Records contained in a dataset:

□ □ □ □

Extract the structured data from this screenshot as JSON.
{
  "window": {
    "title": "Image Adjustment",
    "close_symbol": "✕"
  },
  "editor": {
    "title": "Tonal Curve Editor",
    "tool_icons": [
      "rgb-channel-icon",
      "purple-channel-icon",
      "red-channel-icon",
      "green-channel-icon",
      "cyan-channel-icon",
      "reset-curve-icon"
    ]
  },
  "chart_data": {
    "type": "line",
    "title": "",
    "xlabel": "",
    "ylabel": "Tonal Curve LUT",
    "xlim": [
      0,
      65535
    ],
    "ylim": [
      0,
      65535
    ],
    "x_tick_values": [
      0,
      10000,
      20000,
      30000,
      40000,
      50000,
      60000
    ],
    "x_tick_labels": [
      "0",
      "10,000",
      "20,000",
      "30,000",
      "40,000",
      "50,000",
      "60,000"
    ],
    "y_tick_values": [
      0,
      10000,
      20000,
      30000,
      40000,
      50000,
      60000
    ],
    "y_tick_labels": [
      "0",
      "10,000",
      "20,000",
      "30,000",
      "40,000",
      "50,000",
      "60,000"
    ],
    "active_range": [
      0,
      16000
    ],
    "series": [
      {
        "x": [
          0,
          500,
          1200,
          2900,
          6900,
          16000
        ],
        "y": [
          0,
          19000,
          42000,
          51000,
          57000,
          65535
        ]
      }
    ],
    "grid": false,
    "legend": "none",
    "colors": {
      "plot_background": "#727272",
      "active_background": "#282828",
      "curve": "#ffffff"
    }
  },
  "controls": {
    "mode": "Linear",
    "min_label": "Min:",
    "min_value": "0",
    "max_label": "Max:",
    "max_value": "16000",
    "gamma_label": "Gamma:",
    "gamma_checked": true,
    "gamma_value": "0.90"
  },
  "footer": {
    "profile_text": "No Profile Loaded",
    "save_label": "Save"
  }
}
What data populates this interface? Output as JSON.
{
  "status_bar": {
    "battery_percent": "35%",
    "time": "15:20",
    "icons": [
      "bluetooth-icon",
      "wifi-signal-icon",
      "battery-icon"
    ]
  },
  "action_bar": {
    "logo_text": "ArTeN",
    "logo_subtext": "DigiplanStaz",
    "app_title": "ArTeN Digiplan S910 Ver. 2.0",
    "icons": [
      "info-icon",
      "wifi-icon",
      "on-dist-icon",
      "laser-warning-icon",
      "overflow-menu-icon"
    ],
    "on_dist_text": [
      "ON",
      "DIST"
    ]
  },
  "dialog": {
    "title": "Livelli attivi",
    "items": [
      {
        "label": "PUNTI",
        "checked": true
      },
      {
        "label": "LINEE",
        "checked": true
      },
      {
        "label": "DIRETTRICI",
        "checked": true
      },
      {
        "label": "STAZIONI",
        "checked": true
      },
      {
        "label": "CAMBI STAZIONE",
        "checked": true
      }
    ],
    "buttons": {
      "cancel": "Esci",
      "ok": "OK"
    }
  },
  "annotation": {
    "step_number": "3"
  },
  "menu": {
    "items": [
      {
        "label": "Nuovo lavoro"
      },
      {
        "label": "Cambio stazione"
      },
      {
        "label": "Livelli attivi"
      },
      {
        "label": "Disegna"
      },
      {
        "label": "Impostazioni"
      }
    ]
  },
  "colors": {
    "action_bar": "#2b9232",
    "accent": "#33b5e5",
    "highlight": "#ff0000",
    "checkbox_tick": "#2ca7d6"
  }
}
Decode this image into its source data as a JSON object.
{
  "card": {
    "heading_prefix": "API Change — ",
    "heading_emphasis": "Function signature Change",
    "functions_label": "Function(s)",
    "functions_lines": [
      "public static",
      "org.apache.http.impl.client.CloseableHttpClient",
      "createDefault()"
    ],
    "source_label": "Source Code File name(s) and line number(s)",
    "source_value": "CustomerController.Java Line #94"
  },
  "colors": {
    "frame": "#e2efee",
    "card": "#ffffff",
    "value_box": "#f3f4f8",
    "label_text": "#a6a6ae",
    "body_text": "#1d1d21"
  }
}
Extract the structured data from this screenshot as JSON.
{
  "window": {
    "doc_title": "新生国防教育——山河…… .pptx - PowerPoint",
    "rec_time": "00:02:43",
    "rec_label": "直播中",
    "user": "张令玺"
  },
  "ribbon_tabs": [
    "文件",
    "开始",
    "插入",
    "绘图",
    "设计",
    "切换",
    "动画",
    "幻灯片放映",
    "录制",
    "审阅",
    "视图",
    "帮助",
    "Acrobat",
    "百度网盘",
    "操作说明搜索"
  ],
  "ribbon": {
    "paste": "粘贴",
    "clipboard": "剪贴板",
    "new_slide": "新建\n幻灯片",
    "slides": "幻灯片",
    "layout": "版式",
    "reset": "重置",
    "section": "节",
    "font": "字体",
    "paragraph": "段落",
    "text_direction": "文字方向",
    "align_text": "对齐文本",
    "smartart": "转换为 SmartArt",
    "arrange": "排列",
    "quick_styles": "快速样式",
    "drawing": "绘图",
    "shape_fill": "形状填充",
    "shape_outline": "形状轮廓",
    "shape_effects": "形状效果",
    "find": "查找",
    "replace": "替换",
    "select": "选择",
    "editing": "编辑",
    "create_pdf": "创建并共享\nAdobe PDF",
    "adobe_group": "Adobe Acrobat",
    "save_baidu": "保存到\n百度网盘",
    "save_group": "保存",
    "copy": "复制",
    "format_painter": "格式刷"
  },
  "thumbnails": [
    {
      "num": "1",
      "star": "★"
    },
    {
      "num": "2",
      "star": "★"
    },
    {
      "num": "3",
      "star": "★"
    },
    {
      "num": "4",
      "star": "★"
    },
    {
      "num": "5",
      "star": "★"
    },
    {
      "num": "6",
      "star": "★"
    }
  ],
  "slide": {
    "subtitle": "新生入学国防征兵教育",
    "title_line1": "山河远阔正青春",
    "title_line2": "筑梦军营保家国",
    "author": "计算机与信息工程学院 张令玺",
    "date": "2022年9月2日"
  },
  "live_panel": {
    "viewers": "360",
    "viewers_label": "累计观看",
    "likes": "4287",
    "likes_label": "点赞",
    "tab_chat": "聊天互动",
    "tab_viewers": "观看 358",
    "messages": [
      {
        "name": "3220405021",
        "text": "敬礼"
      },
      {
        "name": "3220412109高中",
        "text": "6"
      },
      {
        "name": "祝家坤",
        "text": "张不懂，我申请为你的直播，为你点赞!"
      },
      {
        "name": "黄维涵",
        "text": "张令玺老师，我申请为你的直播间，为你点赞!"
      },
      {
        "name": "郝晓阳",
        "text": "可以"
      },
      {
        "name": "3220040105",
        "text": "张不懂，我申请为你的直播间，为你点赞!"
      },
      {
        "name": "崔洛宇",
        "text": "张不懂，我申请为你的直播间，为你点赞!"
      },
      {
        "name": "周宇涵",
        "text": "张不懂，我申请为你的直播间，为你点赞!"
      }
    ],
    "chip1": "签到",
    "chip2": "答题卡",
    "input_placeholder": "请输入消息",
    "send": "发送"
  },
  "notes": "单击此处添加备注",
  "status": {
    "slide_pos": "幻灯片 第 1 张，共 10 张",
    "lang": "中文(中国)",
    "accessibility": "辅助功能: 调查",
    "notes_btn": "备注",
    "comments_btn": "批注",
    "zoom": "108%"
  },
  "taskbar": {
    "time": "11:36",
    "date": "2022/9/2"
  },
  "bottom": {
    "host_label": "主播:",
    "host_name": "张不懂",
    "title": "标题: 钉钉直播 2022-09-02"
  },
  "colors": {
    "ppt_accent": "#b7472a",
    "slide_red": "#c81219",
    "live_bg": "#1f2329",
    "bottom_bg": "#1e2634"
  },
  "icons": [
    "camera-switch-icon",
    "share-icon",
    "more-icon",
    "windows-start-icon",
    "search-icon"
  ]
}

□ □ □ □

Tally the lines of the records holding the word "this", then state only the tally.

4